** start SOURCE MATERIAL **

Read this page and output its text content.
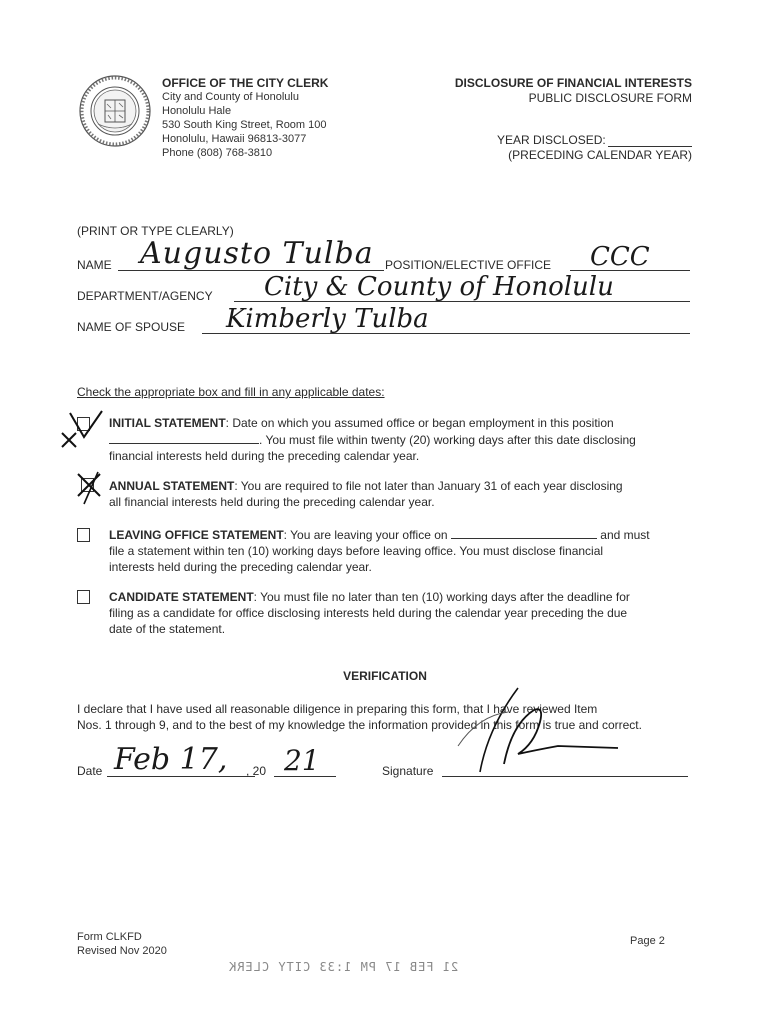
OFFICE OF THE CITY CLERK
City and County of Honolulu
Honolulu Hale
530 South King Street, Room 100
Honolulu, Hawaii 96813-3077
Phone (808) 768-3810
DISCLOSURE OF FINANCIAL INTERESTS
PUBLIC DISCLOSURE FORM
YEAR DISCLOSED:
(PRECEDING CALENDAR YEAR)
(PRINT OR TYPE CLEARLY)
NAME Augusto Tulba POSITION/ELECTIVE OFFICE CCC
DEPARTMENT/AGENCY City & County of Honolulu
NAME OF SPOUSE Kimberly Tulba
Check the appropriate box and fill in any applicable dates:
INITIAL STATEMENT: Date on which you assumed office or began employment in this position
. You must file within twenty (20) working days after this date disclosing
financial interests held during the preceding calendar year.
ANNUAL STATEMENT: You are required to file not later than January 31 of each year disclosing
all financial interests held during the preceding calendar year.
LEAVING OFFICE STATEMENT: You are leaving your office on	and must
file a statement within ten (10) working days before leaving office. You must disclose financial
interests held during the preceding calendar year.
CANDIDATE STATEMENT: You must file no later than ten (10) working days after the deadline for
filing as a candidate for office disclosing interests held during the calendar year preceding the due
date of the statement.
VERIFICATION
I declare that I have used all reasonable diligence in preparing this form, that I have reviewed Item
Nos. 1 through 9, and to the best of my knowledge the information provided in this form is true and correct.
Date Feb 17, , 20 21	Signature
Form CLKFD
Revised Nov 2020
Page 2
21 FEB 17 PM 1:33 CITY CLERK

** end SOURCE MATERIAL **

WHAT THE TASK REQUIRES ▸
Pull out all lines from the listing that contain the string "during".

SOLUTION FOR THIS PROBLEM ▸
financial interests held during the preceding calendar year.
all financial interests held during the preceding calendar year.
interests held during the preceding calendar year.
filing as a candidate for office disclosing interests held during the calendar year preceding the due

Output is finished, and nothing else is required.